### [SHORT EXERCISE]
Return only this: the line with "OCR this image." and all the lines that follow it below, through the final one, exactly as they are.

─── DATA ROWS

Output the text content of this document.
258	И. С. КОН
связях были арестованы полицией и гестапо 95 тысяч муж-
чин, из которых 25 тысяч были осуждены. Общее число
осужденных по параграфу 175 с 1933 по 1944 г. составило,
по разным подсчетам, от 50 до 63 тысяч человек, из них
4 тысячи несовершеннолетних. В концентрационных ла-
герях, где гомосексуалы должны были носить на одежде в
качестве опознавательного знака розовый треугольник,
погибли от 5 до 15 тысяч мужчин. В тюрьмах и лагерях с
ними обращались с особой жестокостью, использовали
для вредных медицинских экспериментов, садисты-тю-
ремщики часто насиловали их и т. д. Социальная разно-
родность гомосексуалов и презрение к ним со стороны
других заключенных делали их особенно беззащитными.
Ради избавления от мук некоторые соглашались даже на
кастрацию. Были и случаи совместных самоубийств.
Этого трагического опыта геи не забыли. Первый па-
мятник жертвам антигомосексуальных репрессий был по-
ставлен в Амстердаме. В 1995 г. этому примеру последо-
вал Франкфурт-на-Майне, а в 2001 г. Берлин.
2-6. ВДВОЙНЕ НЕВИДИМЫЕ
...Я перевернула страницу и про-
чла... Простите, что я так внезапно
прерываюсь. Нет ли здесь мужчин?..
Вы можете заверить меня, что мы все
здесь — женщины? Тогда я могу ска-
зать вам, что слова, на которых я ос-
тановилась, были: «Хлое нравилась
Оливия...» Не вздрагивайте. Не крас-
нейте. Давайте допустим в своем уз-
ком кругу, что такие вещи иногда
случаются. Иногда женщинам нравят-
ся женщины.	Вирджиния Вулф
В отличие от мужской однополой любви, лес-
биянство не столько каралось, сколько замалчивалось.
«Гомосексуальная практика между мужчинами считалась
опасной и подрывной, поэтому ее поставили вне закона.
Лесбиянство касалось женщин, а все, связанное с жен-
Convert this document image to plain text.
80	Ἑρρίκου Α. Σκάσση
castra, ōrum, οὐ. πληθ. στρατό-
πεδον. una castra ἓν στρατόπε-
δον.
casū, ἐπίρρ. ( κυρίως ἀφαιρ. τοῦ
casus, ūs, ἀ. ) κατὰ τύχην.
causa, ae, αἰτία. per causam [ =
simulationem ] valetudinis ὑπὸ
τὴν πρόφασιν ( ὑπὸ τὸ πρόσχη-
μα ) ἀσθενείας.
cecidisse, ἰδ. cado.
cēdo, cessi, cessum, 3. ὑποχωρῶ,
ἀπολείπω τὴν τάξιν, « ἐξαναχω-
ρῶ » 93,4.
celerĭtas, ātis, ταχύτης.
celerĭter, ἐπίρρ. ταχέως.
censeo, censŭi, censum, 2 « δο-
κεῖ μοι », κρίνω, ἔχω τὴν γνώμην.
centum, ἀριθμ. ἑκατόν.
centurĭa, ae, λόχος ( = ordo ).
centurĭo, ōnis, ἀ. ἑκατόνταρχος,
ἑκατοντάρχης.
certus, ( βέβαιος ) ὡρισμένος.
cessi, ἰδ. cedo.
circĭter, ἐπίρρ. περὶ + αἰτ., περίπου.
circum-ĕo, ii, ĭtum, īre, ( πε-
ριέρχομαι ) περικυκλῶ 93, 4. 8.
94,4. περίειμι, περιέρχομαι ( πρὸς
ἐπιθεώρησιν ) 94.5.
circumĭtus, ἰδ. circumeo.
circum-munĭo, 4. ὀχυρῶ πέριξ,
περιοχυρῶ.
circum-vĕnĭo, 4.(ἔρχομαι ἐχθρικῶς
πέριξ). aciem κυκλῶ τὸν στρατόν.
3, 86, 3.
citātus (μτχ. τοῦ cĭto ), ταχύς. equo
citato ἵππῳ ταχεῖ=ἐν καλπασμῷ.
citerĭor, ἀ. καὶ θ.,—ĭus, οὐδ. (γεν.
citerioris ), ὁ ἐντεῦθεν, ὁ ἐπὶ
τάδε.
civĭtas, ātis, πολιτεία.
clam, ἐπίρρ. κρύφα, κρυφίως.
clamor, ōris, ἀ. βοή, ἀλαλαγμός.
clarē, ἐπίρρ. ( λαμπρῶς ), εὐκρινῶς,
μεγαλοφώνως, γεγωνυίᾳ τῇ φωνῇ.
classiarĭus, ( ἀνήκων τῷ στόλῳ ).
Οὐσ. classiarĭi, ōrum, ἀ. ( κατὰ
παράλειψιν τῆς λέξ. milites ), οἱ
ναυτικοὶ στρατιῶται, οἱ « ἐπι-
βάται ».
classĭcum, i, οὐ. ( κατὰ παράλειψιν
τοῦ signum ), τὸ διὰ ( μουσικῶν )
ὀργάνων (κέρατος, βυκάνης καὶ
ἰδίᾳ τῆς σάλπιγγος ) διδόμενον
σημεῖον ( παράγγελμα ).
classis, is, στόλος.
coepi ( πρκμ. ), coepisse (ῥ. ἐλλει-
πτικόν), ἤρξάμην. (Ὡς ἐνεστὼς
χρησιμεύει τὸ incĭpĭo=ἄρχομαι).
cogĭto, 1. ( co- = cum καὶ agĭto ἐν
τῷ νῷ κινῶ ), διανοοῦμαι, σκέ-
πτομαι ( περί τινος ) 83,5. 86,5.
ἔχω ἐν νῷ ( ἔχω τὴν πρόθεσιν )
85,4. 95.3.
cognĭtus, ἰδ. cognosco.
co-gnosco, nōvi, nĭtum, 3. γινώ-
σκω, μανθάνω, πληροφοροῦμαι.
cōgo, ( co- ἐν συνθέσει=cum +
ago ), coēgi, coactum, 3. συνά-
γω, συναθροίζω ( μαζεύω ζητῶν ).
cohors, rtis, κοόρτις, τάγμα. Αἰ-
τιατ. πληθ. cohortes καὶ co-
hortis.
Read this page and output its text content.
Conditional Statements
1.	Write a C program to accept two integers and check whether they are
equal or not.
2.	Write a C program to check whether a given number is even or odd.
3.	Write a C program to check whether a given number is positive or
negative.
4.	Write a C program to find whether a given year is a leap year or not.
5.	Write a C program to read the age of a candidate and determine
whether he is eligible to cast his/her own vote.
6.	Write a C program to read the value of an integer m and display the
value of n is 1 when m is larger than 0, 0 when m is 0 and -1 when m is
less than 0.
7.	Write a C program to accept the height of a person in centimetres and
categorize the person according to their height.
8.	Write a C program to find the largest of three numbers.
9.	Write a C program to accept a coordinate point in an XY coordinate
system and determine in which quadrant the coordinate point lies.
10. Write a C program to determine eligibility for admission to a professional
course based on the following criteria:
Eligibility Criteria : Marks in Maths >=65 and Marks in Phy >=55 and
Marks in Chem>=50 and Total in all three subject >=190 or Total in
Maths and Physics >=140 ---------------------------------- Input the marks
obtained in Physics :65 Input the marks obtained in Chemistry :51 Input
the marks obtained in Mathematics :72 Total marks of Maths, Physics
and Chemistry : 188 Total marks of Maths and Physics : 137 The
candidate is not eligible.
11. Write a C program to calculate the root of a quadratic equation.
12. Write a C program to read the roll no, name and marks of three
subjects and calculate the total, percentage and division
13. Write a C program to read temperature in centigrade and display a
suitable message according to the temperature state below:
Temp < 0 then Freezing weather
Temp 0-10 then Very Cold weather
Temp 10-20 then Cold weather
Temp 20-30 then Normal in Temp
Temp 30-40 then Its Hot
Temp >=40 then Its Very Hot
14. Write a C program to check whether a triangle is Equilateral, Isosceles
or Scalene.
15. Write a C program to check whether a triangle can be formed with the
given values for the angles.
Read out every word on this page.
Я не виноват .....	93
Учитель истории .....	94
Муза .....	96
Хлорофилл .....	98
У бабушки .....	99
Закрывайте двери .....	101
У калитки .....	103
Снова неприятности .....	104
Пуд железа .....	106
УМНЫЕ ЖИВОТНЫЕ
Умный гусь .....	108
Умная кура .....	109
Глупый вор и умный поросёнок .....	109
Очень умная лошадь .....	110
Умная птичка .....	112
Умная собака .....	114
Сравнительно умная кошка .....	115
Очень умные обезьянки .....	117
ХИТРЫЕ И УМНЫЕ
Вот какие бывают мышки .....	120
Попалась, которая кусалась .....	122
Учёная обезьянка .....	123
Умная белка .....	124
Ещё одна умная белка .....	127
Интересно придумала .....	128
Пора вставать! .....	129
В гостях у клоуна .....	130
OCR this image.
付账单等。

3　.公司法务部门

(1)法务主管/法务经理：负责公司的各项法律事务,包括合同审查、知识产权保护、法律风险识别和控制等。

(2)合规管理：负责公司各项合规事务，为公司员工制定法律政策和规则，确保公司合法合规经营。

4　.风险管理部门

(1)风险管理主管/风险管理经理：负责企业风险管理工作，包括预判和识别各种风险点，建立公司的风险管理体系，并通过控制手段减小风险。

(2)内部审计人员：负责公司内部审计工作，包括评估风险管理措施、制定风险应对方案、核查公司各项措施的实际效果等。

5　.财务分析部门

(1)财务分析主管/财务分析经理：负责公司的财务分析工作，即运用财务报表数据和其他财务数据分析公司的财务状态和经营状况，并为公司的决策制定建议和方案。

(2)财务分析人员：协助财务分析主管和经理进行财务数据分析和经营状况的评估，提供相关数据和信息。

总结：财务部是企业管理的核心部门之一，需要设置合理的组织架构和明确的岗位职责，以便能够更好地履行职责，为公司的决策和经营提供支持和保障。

──────

### [ANSWER IN FULL]
OCR this image.
付账单等。

3　.公司法务部门

(1)法务主管/法务经理：负责公司的各项法律事务,包括合同审查、知识产权保护、法律风险识别和控制等。

(2)合规管理：负责公司各项合规事务，为公司员工制定法律政策和规则，确保公司合法合规经营。

4　.风险管理部门

(1)风险管理主管/风险管理经理：负责企业风险管理工作，包括预判和识别各种风险点，建立公司的风险管理体系，并通过控制手段减小风险。

(2)内部审计人员：负责公司内部审计工作，包括评估风险管理措施、制定风险应对方案、核查公司各项措施的实际效果等。

5　.财务分析部门

(1)财务分析主管/财务分析经理：负责公司的财务分析工作，即运用财务报表数据和其他财务数据分析公司的财务状态和经营状况，并为公司的决策制定建议和方案。

(2)财务分析人员：协助财务分析主管和经理进行财务数据分析和经营状况的评估，提供相关数据和信息。

总结：财务部是企业管理的核心部门之一，需要设置合理的组织架构和明确的岗位职责，以便能够更好地履行职责，为公司的决策和经营提供支持和保障。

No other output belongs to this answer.